### Goal of the exercise
Each record is to be transcribed exactly.

# Supplied entries start

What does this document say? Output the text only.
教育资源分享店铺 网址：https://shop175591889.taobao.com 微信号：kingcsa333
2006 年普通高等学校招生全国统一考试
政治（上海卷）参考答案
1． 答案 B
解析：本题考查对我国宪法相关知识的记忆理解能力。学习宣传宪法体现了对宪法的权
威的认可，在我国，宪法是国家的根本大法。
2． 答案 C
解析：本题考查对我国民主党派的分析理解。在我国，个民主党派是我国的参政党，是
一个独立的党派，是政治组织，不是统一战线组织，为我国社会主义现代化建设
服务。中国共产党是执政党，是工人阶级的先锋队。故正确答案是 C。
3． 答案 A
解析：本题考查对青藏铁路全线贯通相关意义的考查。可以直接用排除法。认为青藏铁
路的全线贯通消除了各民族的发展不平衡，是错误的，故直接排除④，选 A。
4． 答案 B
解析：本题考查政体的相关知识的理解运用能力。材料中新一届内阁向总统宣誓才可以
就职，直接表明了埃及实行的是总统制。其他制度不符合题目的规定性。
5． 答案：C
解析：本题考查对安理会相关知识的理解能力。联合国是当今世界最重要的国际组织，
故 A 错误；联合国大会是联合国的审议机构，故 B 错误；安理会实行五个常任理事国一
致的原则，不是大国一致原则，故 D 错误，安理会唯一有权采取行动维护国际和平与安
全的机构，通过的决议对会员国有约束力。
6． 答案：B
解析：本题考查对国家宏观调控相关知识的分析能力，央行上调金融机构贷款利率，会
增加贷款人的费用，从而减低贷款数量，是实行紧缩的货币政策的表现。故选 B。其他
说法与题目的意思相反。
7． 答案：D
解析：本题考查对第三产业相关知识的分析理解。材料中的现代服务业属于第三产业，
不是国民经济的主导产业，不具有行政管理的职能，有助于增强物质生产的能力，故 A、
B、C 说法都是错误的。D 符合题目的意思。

# Supplied entries end

### Response to this task
What does this document say? Output the text only.
教育资源分享店铺 网址：https://shop175591889.taobao.com 微信号：kingcsa333
2006 年普通高等学校招生全国统一考试
政治（上海卷）参考答案
1． 答案 B
解析：本题考查对我国宪法相关知识的记忆理解能力。学习宣传宪法体现了对宪法的权
威的认可，在我国，宪法是国家的根本大法。
2． 答案 C
解析：本题考查对我国民主党派的分析理解。在我国，个民主党派是我国的参政党，是
一个独立的党派，是政治组织，不是统一战线组织，为我国社会主义现代化建设
服务。中国共产党是执政党，是工人阶级的先锋队。故正确答案是 C。
3． 答案 A
解析：本题考查对青藏铁路全线贯通相关意义的考查。可以直接用排除法。认为青藏铁
路的全线贯通消除了各民族的发展不平衡，是错误的，故直接排除④，选 A。
4． 答案 B
解析：本题考查政体的相关知识的理解运用能力。材料中新一届内阁向总统宣誓才可以
就职，直接表明了埃及实行的是总统制。其他制度不符合题目的规定性。
5． 答案：C
解析：本题考查对安理会相关知识的理解能力。联合国是当今世界最重要的国际组织，
故 A 错误；联合国大会是联合国的审议机构，故 B 错误；安理会实行五个常任理事国一
致的原则，不是大国一致原则，故 D 错误，安理会唯一有权采取行动维护国际和平与安
全的机构，通过的决议对会员国有约束力。
6． 答案：B
解析：本题考查对国家宏观调控相关知识的分析能力，央行上调金融机构贷款利率，会
增加贷款人的费用，从而减低贷款数量，是实行紧缩的货币政策的表现。故选 B。其他
说法与题目的意思相反。
7． 答案：D
解析：本题考查对第三产业相关知识的分析理解。材料中的现代服务业属于第三产业，
不是国民经济的主导产业，不具有行政管理的职能，有助于增强物质生产的能力，故 A、
B、C 说法都是错误的。D 符合题目的意思。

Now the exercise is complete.